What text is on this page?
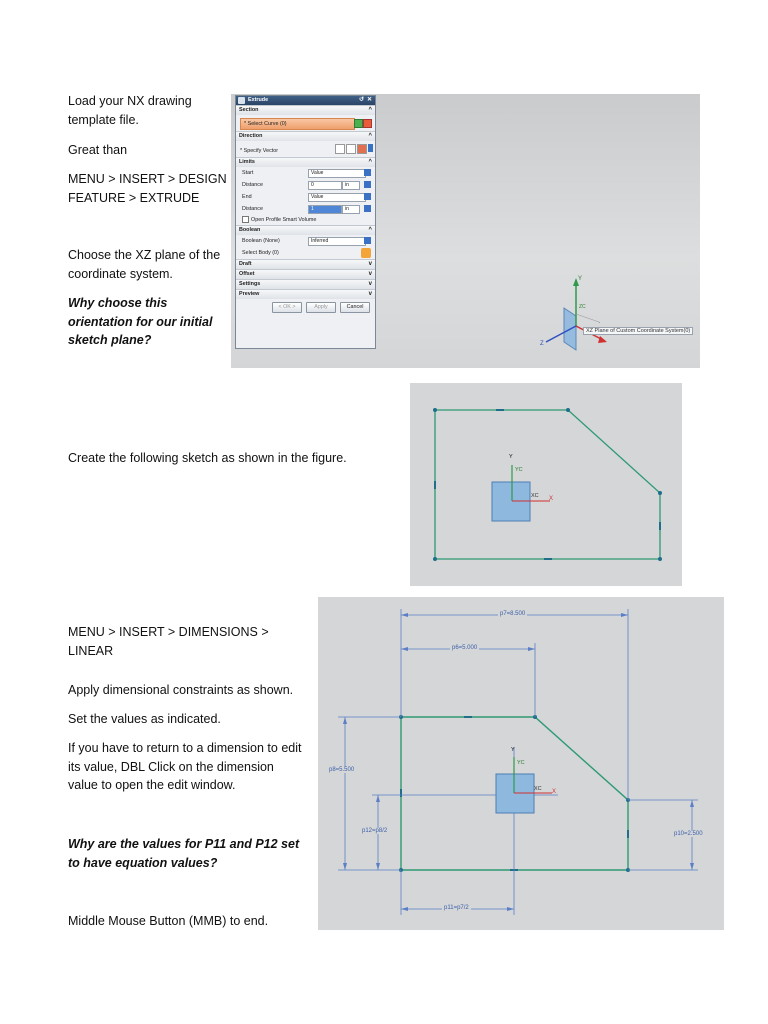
Load your NX drawing template file.
Great than
MENU > INSERT > DESIGN FEATURE > EXTRUDE
Choose the XZ plane of the coordinate system.
Why choose this orientation for our initial sketch plane?
Create the following sketch as shown in the figure.
MENU > INSERT > DIMENSIONS > LINEAR
Apply dimensional constraints as shown.
Set the values as indicated.
If you have to return to a dimension to edit its value, DBL Click on the dimension value to open the edit window.
Why are the values for P11 and P12 set to have equation values?
Middle Mouse Button (MMB) to end.
Extrude	↺ ✕
Section	^
* Select Curve (0)
Direction	^
* Specify Vector
Limits	^
Start	Value
Distance	0	in
End	Value
Distance	1	in
Open Profile Smart Volume
Boolean	^
Boolean (None)	Inferred
Select Body (0)
Draft	v
Offset	v
Settings	v
Preview	v
< OK >	Apply	Cancel
Y
ZC
Z
XZ Plane of Custom Coordinate System(0)
Y
YC
XC X
p7=8.500
p6=5.000
p8=5.500
p12=p8/2	p10=2.500
p11=p7/2
Y
YC
XC X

Problem details
Return the material word for word. Pictures are not part of the copy.

Output for this task
What text is on this page?
Load your NX drawing template file.
Great than
MENU > INSERT > DESIGN FEATURE > EXTRUDE
Choose the XZ plane of the coordinate system.
Why choose this orientation for our initial sketch plane?
Create the following sketch as shown in the figure.
MENU > INSERT > DIMENSIONS > LINEAR
Apply dimensional constraints as shown.
Set the values as indicated.
If you have to return to a dimension to edit its value, DBL Click on the dimension value to open the edit window.
Why are the values for P11 and P12 set to have equation values?
Middle Mouse Button (MMB) to end.
Extrude	↺ ✕
Section	^
* Select Curve (0)
Direction	^
* Specify Vector
Limits	^
Start	Value
Distance	0	in
End	Value
Distance	1	in
Open Profile Smart Volume
Boolean	^
Boolean (None)	Inferred
Select Body (0)
Draft	v
Offset	v
Settings	v
Preview	v
< OK >	Apply	Cancel
Y
ZC
Z
XZ Plane of Custom Coordinate System(0)
Y
YC
XC X
p7=8.500
p6=5.000
p8=5.500
p12=p8/2	p10=2.500
p11=p7/2
Y
YC
XC X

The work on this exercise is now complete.